**EXERCISE GOAL**. Answer with a single number, the count of lines holding the word "text".

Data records
- - -

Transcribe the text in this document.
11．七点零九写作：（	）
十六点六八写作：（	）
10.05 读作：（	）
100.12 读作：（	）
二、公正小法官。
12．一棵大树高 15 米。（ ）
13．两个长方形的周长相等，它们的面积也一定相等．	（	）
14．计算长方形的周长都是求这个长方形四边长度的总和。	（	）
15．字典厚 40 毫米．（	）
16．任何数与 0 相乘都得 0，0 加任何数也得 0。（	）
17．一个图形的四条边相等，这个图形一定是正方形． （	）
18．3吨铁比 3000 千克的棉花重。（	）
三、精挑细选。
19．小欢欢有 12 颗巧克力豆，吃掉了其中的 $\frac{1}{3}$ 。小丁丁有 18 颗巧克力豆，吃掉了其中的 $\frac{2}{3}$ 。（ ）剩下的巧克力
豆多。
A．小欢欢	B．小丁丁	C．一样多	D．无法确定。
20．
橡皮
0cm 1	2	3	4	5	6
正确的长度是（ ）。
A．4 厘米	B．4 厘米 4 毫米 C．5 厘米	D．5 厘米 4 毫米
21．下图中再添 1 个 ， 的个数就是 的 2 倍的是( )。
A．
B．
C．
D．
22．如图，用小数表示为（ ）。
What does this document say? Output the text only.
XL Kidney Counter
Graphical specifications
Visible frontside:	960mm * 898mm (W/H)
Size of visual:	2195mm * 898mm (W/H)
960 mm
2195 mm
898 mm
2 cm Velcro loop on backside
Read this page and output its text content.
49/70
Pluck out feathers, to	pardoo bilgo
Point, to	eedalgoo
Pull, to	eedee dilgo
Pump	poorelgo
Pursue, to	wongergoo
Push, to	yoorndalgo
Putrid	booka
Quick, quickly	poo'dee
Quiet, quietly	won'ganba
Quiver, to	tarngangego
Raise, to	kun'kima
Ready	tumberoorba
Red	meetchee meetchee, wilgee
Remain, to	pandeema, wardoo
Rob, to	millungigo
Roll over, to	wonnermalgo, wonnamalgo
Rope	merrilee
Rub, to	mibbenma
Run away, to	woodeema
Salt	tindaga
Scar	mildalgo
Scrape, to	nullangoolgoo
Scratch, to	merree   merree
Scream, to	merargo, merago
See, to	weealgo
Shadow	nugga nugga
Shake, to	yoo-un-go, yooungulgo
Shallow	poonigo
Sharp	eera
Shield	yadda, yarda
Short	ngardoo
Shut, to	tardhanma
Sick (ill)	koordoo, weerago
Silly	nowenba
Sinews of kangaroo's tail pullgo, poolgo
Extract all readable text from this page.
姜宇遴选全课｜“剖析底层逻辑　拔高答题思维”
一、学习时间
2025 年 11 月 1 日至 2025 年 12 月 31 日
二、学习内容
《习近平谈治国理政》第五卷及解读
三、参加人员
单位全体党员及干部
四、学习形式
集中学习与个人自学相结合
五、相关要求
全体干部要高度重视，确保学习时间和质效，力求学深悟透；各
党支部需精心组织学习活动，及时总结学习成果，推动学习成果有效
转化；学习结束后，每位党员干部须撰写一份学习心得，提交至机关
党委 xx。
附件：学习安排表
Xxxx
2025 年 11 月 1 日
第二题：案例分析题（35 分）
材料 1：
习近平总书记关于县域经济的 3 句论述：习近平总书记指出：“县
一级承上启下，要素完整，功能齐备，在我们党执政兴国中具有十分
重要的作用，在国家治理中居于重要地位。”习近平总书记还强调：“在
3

- - -

**TASK RESULT**. 4